Dataset items:
::::

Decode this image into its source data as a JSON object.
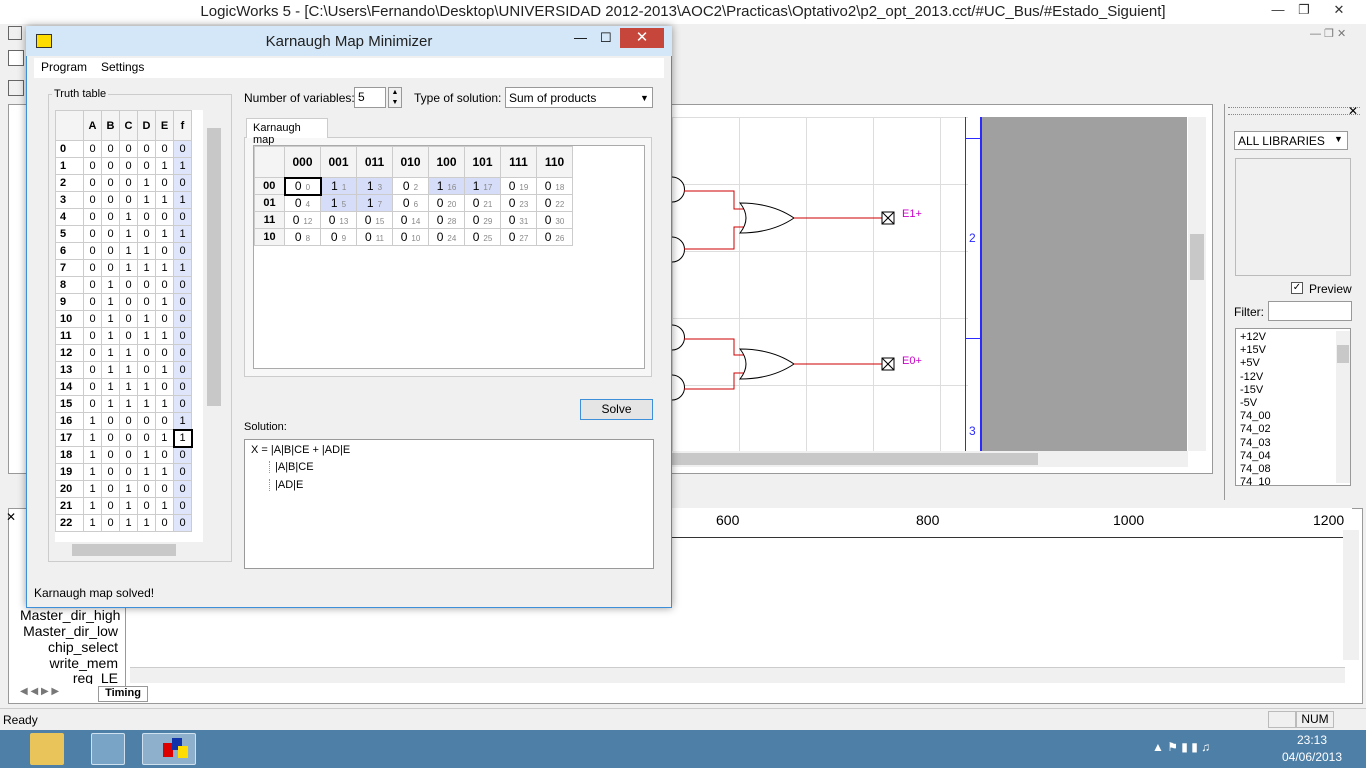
{
  "app": {
    "title": "LogicWorks 5 - [C:\\Users\\Fernando\\Desktop\\UNIVERSIDAD 2012-2013\\AOC2\\Practicas\\Optativo2\\p2_opt_2013.cct/#UC_Bus/#Estado_Siguient]"
  },
  "kmap": {
    "title": "Karnaugh Map Minimizer",
    "menu": [
      "Program",
      "Settings"
    ],
    "truth_table_label": "Truth table",
    "num_vars_label": "Number of variables:",
    "num_vars_value": "5",
    "solution_type_label": "Type of solution:",
    "solution_type_value": "Sum of products",
    "tab_label": "Karnaugh map",
    "truth_headers": [
      "A",
      "B",
      "C",
      "D",
      "E",
      "f"
    ],
    "truth_rows": [
      [
        "0",
        "0",
        "0",
        "0",
        "0",
        "0",
        "0"
      ],
      [
        "1",
        "0",
        "0",
        "0",
        "0",
        "1",
        "1"
      ],
      [
        "2",
        "0",
        "0",
        "0",
        "1",
        "0",
        "0"
      ],
      [
        "3",
        "0",
        "0",
        "0",
        "1",
        "1",
        "1"
      ],
      [
        "4",
        "0",
        "0",
        "1",
        "0",
        "0",
        "0"
      ],
      [
        "5",
        "0",
        "0",
        "1",
        "0",
        "1",
        "1"
      ],
      [
        "6",
        "0",
        "0",
        "1",
        "1",
        "0",
        "0"
      ],
      [
        "7",
        "0",
        "0",
        "1",
        "1",
        "1",
        "1"
      ],
      [
        "8",
        "0",
        "1",
        "0",
        "0",
        "0",
        "0"
      ],
      [
        "9",
        "0",
        "1",
        "0",
        "0",
        "1",
        "0"
      ],
      [
        "10",
        "0",
        "1",
        "0",
        "1",
        "0",
        "0"
      ],
      [
        "11",
        "0",
        "1",
        "0",
        "1",
        "1",
        "0"
      ],
      [
        "12",
        "0",
        "1",
        "1",
        "0",
        "0",
        "0"
      ],
      [
        "13",
        "0",
        "1",
        "1",
        "0",
        "1",
        "0"
      ],
      [
        "14",
        "0",
        "1",
        "1",
        "1",
        "0",
        "0"
      ],
      [
        "15",
        "0",
        "1",
        "1",
        "1",
        "1",
        "0"
      ],
      [
        "16",
        "1",
        "0",
        "0",
        "0",
        "0",
        "1"
      ],
      [
        "17",
        "1",
        "0",
        "0",
        "0",
        "1",
        "1"
      ],
      [
        "18",
        "1",
        "0",
        "0",
        "1",
        "0",
        "0"
      ],
      [
        "19",
        "1",
        "0",
        "0",
        "1",
        "1",
        "0"
      ],
      [
        "20",
        "1",
        "0",
        "1",
        "0",
        "0",
        "0"
      ],
      [
        "21",
        "1",
        "0",
        "1",
        "0",
        "1",
        "0"
      ],
      [
        "22",
        "1",
        "0",
        "1",
        "1",
        "0",
        "0"
      ]
    ],
    "kmap_cols": [
      "000",
      "001",
      "011",
      "010",
      "100",
      "101",
      "111",
      "110"
    ],
    "kmap_rows": [
      {
        "label": "00",
        "cells": [
          [
            "0",
            "0"
          ],
          [
            "1",
            "1"
          ],
          [
            "1",
            "3"
          ],
          [
            "0",
            "2"
          ],
          [
            "1",
            "16"
          ],
          [
            "1",
            "17"
          ],
          [
            "0",
            "19"
          ],
          [
            "0",
            "18"
          ]
        ]
      },
      {
        "label": "01",
        "cells": [
          [
            "0",
            "4"
          ],
          [
            "1",
            "5"
          ],
          [
            "1",
            "7"
          ],
          [
            "0",
            "6"
          ],
          [
            "0",
            "20"
          ],
          [
            "0",
            "21"
          ],
          [
            "0",
            "23"
          ],
          [
            "0",
            "22"
          ]
        ]
      },
      {
        "label": "11",
        "cells": [
          [
            "0",
            "12"
          ],
          [
            "0",
            "13"
          ],
          [
            "0",
            "15"
          ],
          [
            "0",
            "14"
          ],
          [
            "0",
            "28"
          ],
          [
            "0",
            "29"
          ],
          [
            "0",
            "31"
          ],
          [
            "0",
            "30"
          ]
        ]
      },
      {
        "label": "10",
        "cells": [
          [
            "0",
            "8"
          ],
          [
            "0",
            "9"
          ],
          [
            "0",
            "11"
          ],
          [
            "0",
            "10"
          ],
          [
            "0",
            "24"
          ],
          [
            "0",
            "25"
          ],
          [
            "0",
            "27"
          ],
          [
            "0",
            "26"
          ]
        ]
      }
    ],
    "solve_label": "Solve",
    "solution_label": "Solution:",
    "solution_main": "X = |A|B|CE + |AD|E",
    "solution_terms": [
      "|A|B|CE",
      "|AD|E"
    ],
    "status": "Karnaugh map solved!"
  },
  "schematic": {
    "labels": [
      "E1+",
      "E0+"
    ],
    "bus_numbers": [
      "2",
      "3"
    ]
  },
  "library": {
    "selected": "ALL LIBRARIES",
    "preview_label": "Preview",
    "filter_label": "Filter:",
    "items": [
      "+12V",
      "+15V",
      "+5V",
      "-12V",
      "-15V",
      "-5V",
      "74_00",
      "74_02",
      "74_03",
      "74_04",
      "74_08",
      "74_10"
    ]
  },
  "timing": {
    "ruler": [
      "600",
      "800",
      "1000",
      "1200"
    ],
    "signals": [
      "Master_dir_high",
      "Master_dir_low",
      "chip_select",
      "write_mem",
      "reg_LE"
    ],
    "tab": "Timing"
  },
  "status": {
    "text": "Ready",
    "num": "NUM"
  },
  "taskbar": {
    "time": "23:13",
    "date": "04/06/2013"
  }
}
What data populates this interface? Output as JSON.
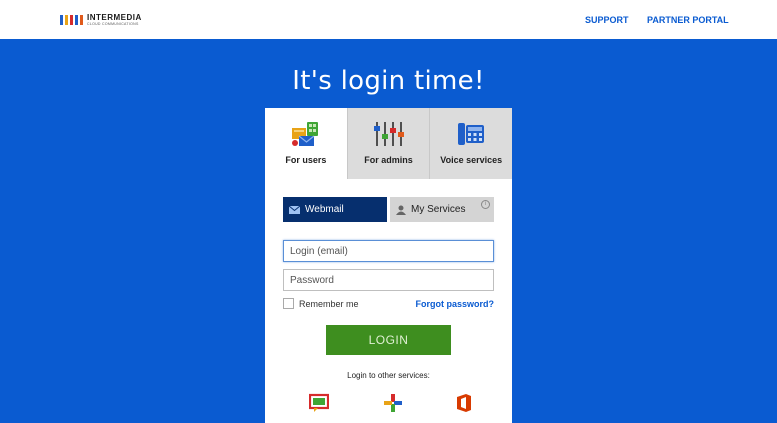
{
  "header": {
    "logo": {
      "name": "INTERMEDIA",
      "tagline": "CLOUD COMMUNICATIONS",
      "bar_colors": [
        "#1f5fc9",
        "#e8a317",
        "#d62b2b",
        "#1f5fc9",
        "#e05a1b"
      ]
    },
    "nav": {
      "support": "SUPPORT",
      "partner_portal": "PARTNER PORTAL"
    }
  },
  "hero": {
    "title": "It's login time!"
  },
  "tabs": [
    {
      "label": "For users",
      "icon": "users-icon",
      "active": true
    },
    {
      "label": "For admins",
      "icon": "sliders-icon",
      "active": false
    },
    {
      "label": "Voice services",
      "icon": "phone-icon",
      "active": false
    }
  ],
  "subtabs": {
    "webmail": "Webmail",
    "my_services": "My Services"
  },
  "form": {
    "login_placeholder": "Login (email)",
    "password_placeholder": "Password",
    "remember_me": "Remember me",
    "forgot_password": "Forgot password?",
    "login_button": "LOGIN"
  },
  "other_services": {
    "label": "Login to other services:",
    "icons": [
      "video-chat-icon",
      "plus-sync-icon",
      "office-icon"
    ]
  },
  "colors": {
    "brand_blue": "#0a5bd1",
    "dark_blue": "#062f6e",
    "green": "#3e8e1f"
  }
}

::::

▸ Exercise directions: Retype everything in the material word for word, minus pictures.

▸ Full solution:
Decode this image into its source data as a JSON object.
{
  "app": {
    "title": "LogicWorks 5 - [C:\\Users\\Fernando\\Desktop\\UNIVERSIDAD 2012-2013\\AOC2\\Practicas\\Optativo2\\p2_opt_2013.cct/#UC_Bus/#Estado_Siguient]"
  },
  "kmap": {
    "title": "Karnaugh Map Minimizer",
    "menu": [
      "Program",
      "Settings"
    ],
    "truth_table_label": "Truth table",
    "num_vars_label": "Number of variables:",
    "num_vars_value": "5",
    "solution_type_label": "Type of solution:",
    "solution_type_value": "Sum of products",
    "tab_label": "Karnaugh map",
    "truth_headers": [
      "A",
      "B",
      "C",
      "D",
      "E",
      "f"
    ],
    "truth_rows": [
      [
        "0",
        "0",
        "0",
        "0",
        "0",
        "0",
        "0"
      ],
      [
        "1",
        "0",
        "0",
        "0",
        "0",
        "1",
        "1"
      ],
      [
        "2",
        "0",
        "0",
        "0",
        "1",
        "0",
        "0"
      ],
      [
        "3",
        "0",
        "0",
        "0",
        "1",
        "1",
        "1"
      ],
      [
        "4",
        "0",
        "0",
        "1",
        "0",
        "0",
        "0"
      ],
      [
        "5",
        "0",
        "0",
        "1",
        "0",
        "1",
        "1"
      ],
      [
        "6",
        "0",
        "0",
        "1",
        "1",
        "0",
        "0"
      ],
      [
        "7",
        "0",
        "0",
        "1",
        "1",
        "1",
        "1"
      ],
      [
        "8",
        "0",
        "1",
        "0",
        "0",
        "0",
        "0"
      ],
      [
        "9",
        "0",
        "1",
        "0",
        "0",
        "1",
        "0"
      ],
      [
        "10",
        "0",
        "1",
        "0",
        "1",
        "0",
        "0"
      ],
      [
        "11",
        "0",
        "1",
        "0",
        "1",
        "1",
        "0"
      ],
      [
        "12",
        "0",
        "1",
        "1",
        "0",
        "0",
        "0"
      ],
      [
        "13",
        "0",
        "1",
        "1",
        "0",
        "1",
        "0"
      ],
      [
        "14",
        "0",
        "1",
        "1",
        "1",
        "0",
        "0"
      ],
      [
        "15",
        "0",
        "1",
        "1",
        "1",
        "1",
        "0"
      ],
      [
        "16",
        "1",
        "0",
        "0",
        "0",
        "0",
        "1"
      ],
      [
        "17",
        "1",
        "0",
        "0",
        "0",
        "1",
        "1"
      ],
      [
        "18",
        "1",
        "0",
        "0",
        "1",
        "0",
        "0"
      ],
      [
        "19",
        "1",
        "0",
        "0",
        "1",
        "1",
        "0"
      ],
      [
        "20",
        "1",
        "0",
        "1",
        "0",
        "0",
        "0"
      ],
      [
        "21",
        "1",
        "0",
        "1",
        "0",
        "1",
        "0"
      ],
      [
        "22",
        "1",
        "0",
        "1",
        "1",
        "0",
        "0"
      ]
    ],
    "kmap_cols": [
      "000",
      "001",
      "011",
      "010",
      "100",
      "101",
      "111",
      "110"
    ],
    "kmap_rows": [
      {
        "label": "00",
        "cells": [
          [
            "0",
            "0"
          ],
          [
            "1",
            "1"
          ],
          [
            "1",
            "3"
          ],
          [
            "0",
            "2"
          ],
          [
            "1",
            "16"
          ],
          [
            "1",
            "17"
          ],
          [
            "0",
            "19"
          ],
          [
            "0",
            "18"
          ]
        ]
      },
      {
        "label": "01",
        "cells": [
          [
            "0",
            "4"
          ],
          [
            "1",
            "5"
          ],
          [
            "1",
            "7"
          ],
          [
            "0",
            "6"
          ],
          [
            "0",
            "20"
          ],
          [
            "0",
            "21"
          ],
          [
            "0",
            "23"
          ],
          [
            "0",
            "22"
          ]
        ]
      },
      {
        "label": "11",
        "cells": [
          [
            "0",
            "12"
          ],
          [
            "0",
            "13"
          ],
          [
            "0",
            "15"
          ],
          [
            "0",
            "14"
          ],
          [
            "0",
            "28"
          ],
          [
            "0",
            "29"
          ],
          [
            "0",
            "31"
          ],
          [
            "0",
            "30"
          ]
        ]
      },
      {
        "label": "10",
        "cells": [
          [
            "0",
            "8"
          ],
          [
            "0",
            "9"
          ],
          [
            "0",
            "11"
          ],
          [
            "0",
            "10"
          ],
          [
            "0",
            "24"
          ],
          [
            "0",
            "25"
          ],
          [
            "0",
            "27"
          ],
          [
            "0",
            "26"
          ]
        ]
      }
    ],
    "solve_label": "Solve",
    "solution_label": "Solution:",
    "solution_main": "X = |A|B|CE + |AD|E",
    "solution_terms": [
      "|A|B|CE",
      "|AD|E"
    ],
    "status": "Karnaugh map solved!"
  },
  "schematic": {
    "labels": [
      "E1+",
      "E0+"
    ],
    "bus_numbers": [
      "2",
      "3"
    ]
  },
  "library": {
    "selected": "ALL LIBRARIES",
    "preview_label": "Preview",
    "filter_label": "Filter:",
    "items": [
      "+12V",
      "+15V",
      "+5V",
      "-12V",
      "-15V",
      "-5V",
      "74_00",
      "74_02",
      "74_03",
      "74_04",
      "74_08",
      "74_10"
    ]
  },
  "timing": {
    "ruler": [
      "600",
      "800",
      "1000",
      "1200"
    ],
    "signals": [
      "Master_dir_high",
      "Master_dir_low",
      "chip_select",
      "write_mem",
      "reg_LE"
    ],
    "tab": "Timing"
  },
  "status": {
    "text": "Ready",
    "num": "NUM"
  },
  "taskbar": {
    "time": "23:13",
    "date": "04/06/2013"
  }
}
What data populates this interface? Output as JSON.
{
  "header": {
    "logo": {
      "name": "INTERMEDIA",
      "tagline": "CLOUD COMMUNICATIONS",
      "bar_colors": [
        "#1f5fc9",
        "#e8a317",
        "#d62b2b",
        "#1f5fc9",
        "#e05a1b"
      ]
    },
    "nav": {
      "support": "SUPPORT",
      "partner_portal": "PARTNER PORTAL"
    }
  },
  "hero": {
    "title": "It's login time!"
  },
  "tabs": [
    {
      "label": "For users",
      "icon": "users-icon",
      "active": true
    },
    {
      "label": "For admins",
      "icon": "sliders-icon",
      "active": false
    },
    {
      "label": "Voice services",
      "icon": "phone-icon",
      "active": false
    }
  ],
  "subtabs": {
    "webmail": "Webmail",
    "my_services": "My Services"
  },
  "form": {
    "login_placeholder": "Login (email)",
    "password_placeholder": "Password",
    "remember_me": "Remember me",
    "forgot_password": "Forgot password?",
    "login_button": "LOGIN"
  },
  "other_services": {
    "label": "Login to other services:",
    "icons": [
      "video-chat-icon",
      "plus-sync-icon",
      "office-icon"
    ]
  },
  "colors": {
    "brand_blue": "#0a5bd1",
    "dark_blue": "#062f6e",
    "green": "#3e8e1f"
  }
}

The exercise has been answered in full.